:: Records provided ::
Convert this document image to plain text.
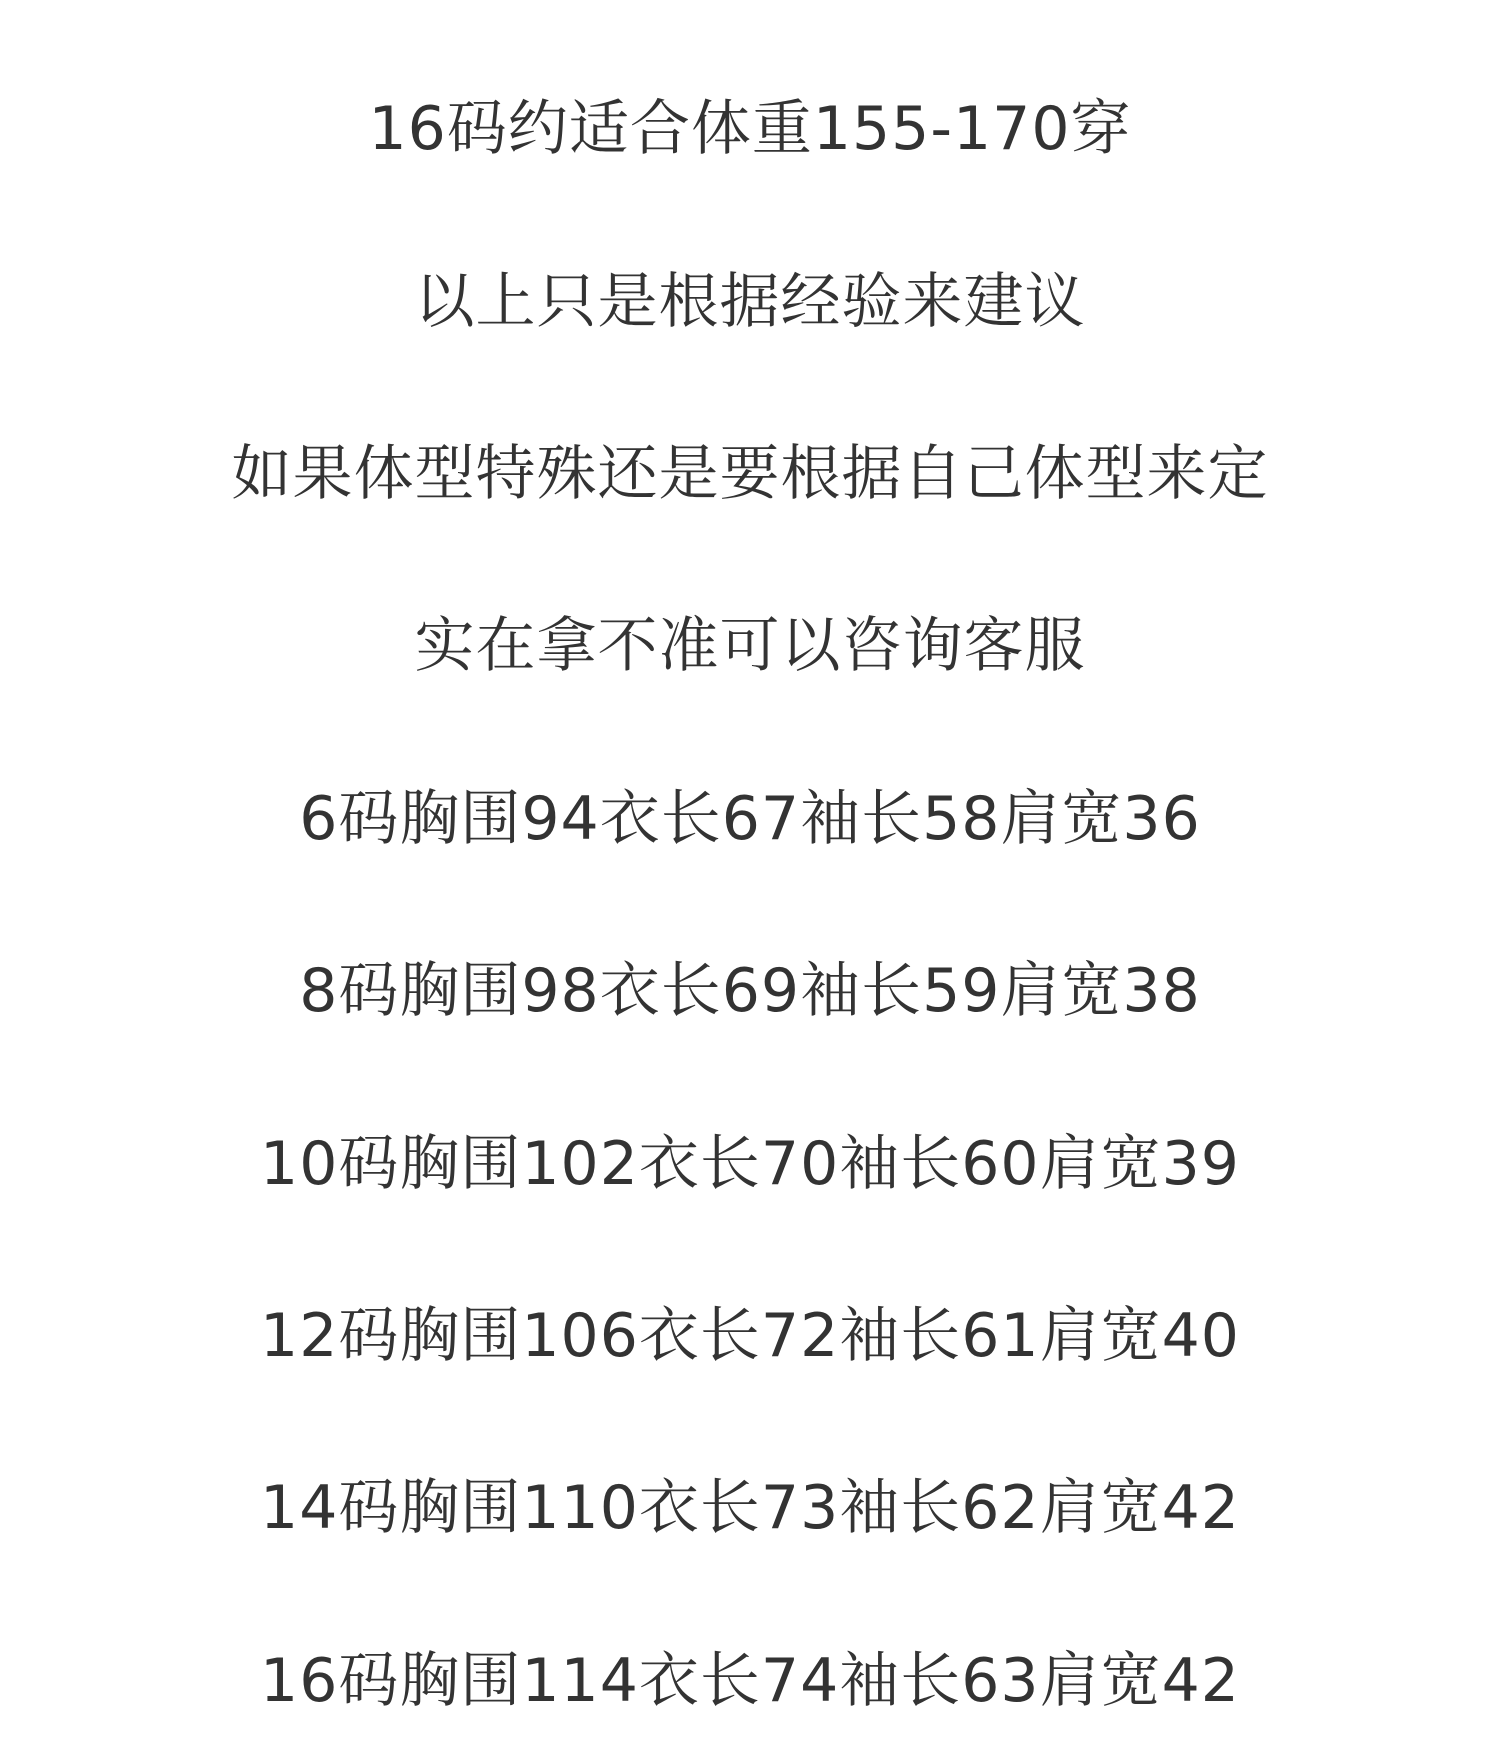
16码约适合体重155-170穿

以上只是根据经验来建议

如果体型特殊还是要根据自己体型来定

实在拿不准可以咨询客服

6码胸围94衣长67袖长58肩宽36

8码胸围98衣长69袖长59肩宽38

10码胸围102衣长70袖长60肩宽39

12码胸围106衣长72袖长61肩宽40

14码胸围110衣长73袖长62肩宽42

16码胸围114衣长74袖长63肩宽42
:::
● **What you need to do**:
Set down the material exactly, every line of it, except for the pictures.

● **Exercise response**:
Convert this document image to plain text.
16码约适合体重155-170穿

以上只是根据经验来建议

如果体型特殊还是要根据自己体型来定

实在拿不准可以咨询客服

6码胸围94衣长67袖长58肩宽36

8码胸围98衣长69袖长59肩宽38

10码胸围102衣长70袖长60肩宽39

12码胸围106衣长72袖长61肩宽40

14码胸围110衣长73袖长62肩宽42

16码胸围114衣长74袖长63肩宽42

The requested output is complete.